## Your objective
Return each entry exactly, omitting nothing.

-- Start Records for this task --

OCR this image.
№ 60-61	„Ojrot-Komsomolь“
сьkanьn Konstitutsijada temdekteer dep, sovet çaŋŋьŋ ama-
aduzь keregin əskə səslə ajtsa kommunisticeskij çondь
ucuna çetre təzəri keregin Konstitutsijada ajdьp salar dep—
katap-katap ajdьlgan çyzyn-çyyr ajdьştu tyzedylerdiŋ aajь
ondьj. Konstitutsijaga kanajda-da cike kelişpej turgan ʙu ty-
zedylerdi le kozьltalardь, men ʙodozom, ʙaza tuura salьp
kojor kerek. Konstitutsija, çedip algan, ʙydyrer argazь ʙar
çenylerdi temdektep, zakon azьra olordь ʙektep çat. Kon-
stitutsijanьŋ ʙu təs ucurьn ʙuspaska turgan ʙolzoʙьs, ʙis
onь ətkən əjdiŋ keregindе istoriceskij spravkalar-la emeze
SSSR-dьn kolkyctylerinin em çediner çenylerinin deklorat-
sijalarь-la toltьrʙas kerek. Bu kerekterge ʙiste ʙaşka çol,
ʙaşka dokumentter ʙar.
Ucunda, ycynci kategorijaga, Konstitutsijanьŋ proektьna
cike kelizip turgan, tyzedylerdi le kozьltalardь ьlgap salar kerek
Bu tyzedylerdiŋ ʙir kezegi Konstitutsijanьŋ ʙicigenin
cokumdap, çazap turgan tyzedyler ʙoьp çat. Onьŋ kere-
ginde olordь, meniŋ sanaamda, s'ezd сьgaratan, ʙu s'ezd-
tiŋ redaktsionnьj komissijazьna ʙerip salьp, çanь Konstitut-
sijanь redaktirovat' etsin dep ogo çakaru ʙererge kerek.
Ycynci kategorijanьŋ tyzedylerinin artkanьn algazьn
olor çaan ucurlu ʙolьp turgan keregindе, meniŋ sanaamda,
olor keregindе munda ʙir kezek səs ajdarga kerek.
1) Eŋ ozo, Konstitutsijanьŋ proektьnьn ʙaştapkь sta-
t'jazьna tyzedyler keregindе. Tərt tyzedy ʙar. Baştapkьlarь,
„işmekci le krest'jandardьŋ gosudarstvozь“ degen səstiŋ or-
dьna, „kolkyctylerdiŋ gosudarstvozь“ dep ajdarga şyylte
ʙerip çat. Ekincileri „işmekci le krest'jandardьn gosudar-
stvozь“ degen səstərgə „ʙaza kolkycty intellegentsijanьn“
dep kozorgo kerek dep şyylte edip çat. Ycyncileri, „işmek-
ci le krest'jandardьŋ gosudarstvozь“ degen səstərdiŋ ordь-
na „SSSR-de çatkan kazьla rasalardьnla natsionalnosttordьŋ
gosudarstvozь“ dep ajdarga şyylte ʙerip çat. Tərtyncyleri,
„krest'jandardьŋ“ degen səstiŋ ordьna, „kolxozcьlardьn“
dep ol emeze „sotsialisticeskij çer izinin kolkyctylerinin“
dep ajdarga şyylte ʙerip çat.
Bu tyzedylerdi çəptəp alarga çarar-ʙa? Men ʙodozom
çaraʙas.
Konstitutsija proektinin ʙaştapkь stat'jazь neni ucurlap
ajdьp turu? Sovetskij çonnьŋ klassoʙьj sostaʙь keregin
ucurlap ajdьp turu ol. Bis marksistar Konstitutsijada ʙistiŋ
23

-- End Records for this task --

## Answer below
OCR this image.
№ 60-61	„Ojrot-Komsomolь“
сьkanьn Konstitutsijada temdekteer dep, sovet çaŋŋьŋ ama-
aduzь keregin əskə səslə ajtsa kommunisticeskij çondь
ucuna çetre təzəri keregin Konstitutsijada ajdьp salar dep—
katap-katap ajdьlgan çyzyn-çyyr ajdьştu tyzedylerdiŋ aajь
ondьj. Konstitutsijaga kanajda-da cike kelişpej turgan ʙu ty-
zedylerdi le kozьltalardь, men ʙodozom, ʙaza tuura salьp
kojor kerek. Konstitutsija, çedip algan, ʙydyrer argazь ʙar
çenylerdi temdektep, zakon azьra olordь ʙektep çat. Kon-
stitutsijanьŋ ʙu təs ucurьn ʙuspaska turgan ʙolzoʙьs, ʙis
onь ətkən əjdiŋ keregindе istoriceskij spravkalar-la emeze
SSSR-dьn kolkyctylerinin em çediner çenylerinin deklorat-
sijalarь-la toltьrʙas kerek. Bu kerekterge ʙiste ʙaşka çol,
ʙaşka dokumentter ʙar.
Ucunda, ycynci kategorijaga, Konstitutsijanьŋ proektьna
cike kelizip turgan, tyzedylerdi le kozьltalardь ьlgap salar kerek
Bu tyzedylerdiŋ ʙir kezegi Konstitutsijanьŋ ʙicigenin
cokumdap, çazap turgan tyzedyler ʙoьp çat. Onьŋ kere-
ginde olordь, meniŋ sanaamda, s'ezd сьgaratan, ʙu s'ezd-
tiŋ redaktsionnьj komissijazьna ʙerip salьp, çanь Konstitut-
sijanь redaktirovat' etsin dep ogo çakaru ʙererge kerek.
Ycynci kategorijanьŋ tyzedylerinin artkanьn algazьn
olor çaan ucurlu ʙolьp turgan keregindе, meniŋ sanaamda,
olor keregindе munda ʙir kezek səs ajdarga kerek.
1) Eŋ ozo, Konstitutsijanьŋ proektьnьn ʙaştapkь sta-
t'jazьna tyzedyler keregindе. Tərt tyzedy ʙar. Baştapkьlarь,
„işmekci le krest'jandardьŋ gosudarstvozь“ degen səstiŋ or-
dьna, „kolkyctylerdiŋ gosudarstvozь“ dep ajdarga şyylte
ʙerip çat. Ekincileri „işmekci le krest'jandardьn gosudar-
stvozь“ degen səstərgə „ʙaza kolkycty intellegentsijanьn“
dep kozorgo kerek dep şyylte edip çat. Ycyncileri, „işmek-
ci le krest'jandardьŋ gosudarstvozь“ degen səstərdiŋ ordь-
na „SSSR-de çatkan kazьla rasalardьnla natsionalnosttordьŋ
gosudarstvozь“ dep ajdarga şyylte ʙerip çat. Tərtyncyleri,
„krest'jandardьŋ“ degen səstiŋ ordьna, „kolxozcьlardьn“
dep ol emeze „sotsialisticeskij çer izinin kolkyctylerinin“
dep ajdarga şyylte ʙerip çat.
Bu tyzedylerdi çəptəp alarga çarar-ʙa? Men ʙodozom
çaraʙas.
Konstitutsija proektinin ʙaştapkь stat'jazь neni ucurlap
ajdьp turu? Sovetskij çonnьŋ klassoʙьj sostaʙь keregin
ucurlap ajdьp turu ol. Bis marksistar Konstitutsijada ʙistiŋ
23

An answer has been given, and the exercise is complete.